--- Start Exercise materials ---

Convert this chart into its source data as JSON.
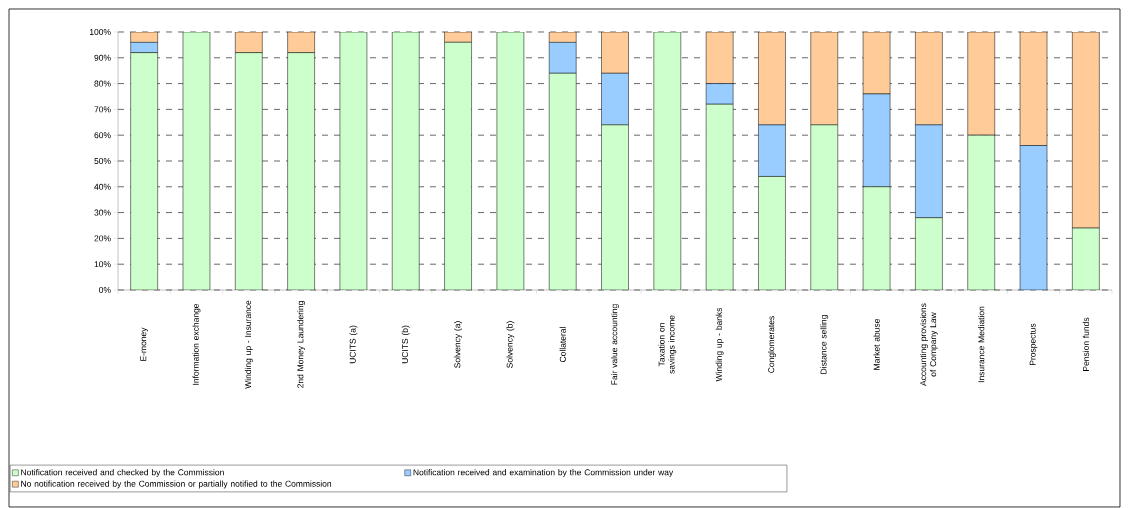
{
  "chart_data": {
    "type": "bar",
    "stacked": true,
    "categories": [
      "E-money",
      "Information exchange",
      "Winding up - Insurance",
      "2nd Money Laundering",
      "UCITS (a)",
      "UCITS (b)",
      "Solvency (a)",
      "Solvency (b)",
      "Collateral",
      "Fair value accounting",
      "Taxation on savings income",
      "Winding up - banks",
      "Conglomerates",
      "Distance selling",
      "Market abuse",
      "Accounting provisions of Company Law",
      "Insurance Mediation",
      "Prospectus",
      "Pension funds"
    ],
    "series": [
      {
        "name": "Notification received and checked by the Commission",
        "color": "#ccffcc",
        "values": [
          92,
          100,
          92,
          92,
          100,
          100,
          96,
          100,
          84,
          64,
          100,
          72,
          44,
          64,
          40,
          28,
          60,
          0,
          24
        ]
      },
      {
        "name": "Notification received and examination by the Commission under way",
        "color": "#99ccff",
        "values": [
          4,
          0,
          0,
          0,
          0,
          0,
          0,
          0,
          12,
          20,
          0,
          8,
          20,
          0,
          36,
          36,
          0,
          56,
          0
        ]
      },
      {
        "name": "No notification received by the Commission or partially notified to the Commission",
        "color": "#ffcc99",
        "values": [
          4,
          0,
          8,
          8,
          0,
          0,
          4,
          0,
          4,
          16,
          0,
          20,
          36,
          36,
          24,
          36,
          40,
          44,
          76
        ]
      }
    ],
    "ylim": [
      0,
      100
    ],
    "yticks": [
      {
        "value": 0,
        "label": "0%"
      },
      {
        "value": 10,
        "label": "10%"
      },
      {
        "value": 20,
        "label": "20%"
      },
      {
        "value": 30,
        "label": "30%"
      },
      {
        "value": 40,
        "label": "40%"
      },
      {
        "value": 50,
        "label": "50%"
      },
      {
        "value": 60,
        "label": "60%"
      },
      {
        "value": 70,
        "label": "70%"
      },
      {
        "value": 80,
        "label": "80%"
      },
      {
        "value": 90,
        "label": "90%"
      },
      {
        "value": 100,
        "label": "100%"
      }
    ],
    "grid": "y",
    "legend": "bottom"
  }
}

--- End Exercise materials ---

Description of the task: Every line of the data should be copied as it stands, without the images.

Answer to this problem:
Convert this chart into its source data as JSON.
{
  "chart_data": {
    "type": "bar",
    "stacked": true,
    "categories": [
      "E-money",
      "Information exchange",
      "Winding up - Insurance",
      "2nd Money Laundering",
      "UCITS (a)",
      "UCITS (b)",
      "Solvency (a)",
      "Solvency (b)",
      "Collateral",
      "Fair value accounting",
      "Taxation on savings income",
      "Winding up - banks",
      "Conglomerates",
      "Distance selling",
      "Market abuse",
      "Accounting provisions of Company Law",
      "Insurance Mediation",
      "Prospectus",
      "Pension funds"
    ],
    "series": [
      {
        "name": "Notification received and checked by the Commission",
        "color": "#ccffcc",
        "values": [
          92,
          100,
          92,
          92,
          100,
          100,
          96,
          100,
          84,
          64,
          100,
          72,
          44,
          64,
          40,
          28,
          60,
          0,
          24
        ]
      },
      {
        "name": "Notification received and examination by the Commission under way",
        "color": "#99ccff",
        "values": [
          4,
          0,
          0,
          0,
          0,
          0,
          0,
          0,
          12,
          20,
          0,
          8,
          20,
          0,
          36,
          36,
          0,
          56,
          0
        ]
      },
      {
        "name": "No notification received by the Commission or partially notified to the Commission",
        "color": "#ffcc99",
        "values": [
          4,
          0,
          8,
          8,
          0,
          0,
          4,
          0,
          4,
          16,
          0,
          20,
          36,
          36,
          24,
          36,
          40,
          44,
          76
        ]
      }
    ],
    "ylim": [
      0,
      100
    ],
    "yticks": [
      {
        "value": 0,
        "label": "0%"
      },
      {
        "value": 10,
        "label": "10%"
      },
      {
        "value": 20,
        "label": "20%"
      },
      {
        "value": 30,
        "label": "30%"
      },
      {
        "value": 40,
        "label": "40%"
      },
      {
        "value": 50,
        "label": "50%"
      },
      {
        "value": 60,
        "label": "60%"
      },
      {
        "value": 70,
        "label": "70%"
      },
      {
        "value": 80,
        "label": "80%"
      },
      {
        "value": 90,
        "label": "90%"
      },
      {
        "value": 100,
        "label": "100%"
      }
    ],
    "grid": "y",
    "legend": "bottom"
  }
}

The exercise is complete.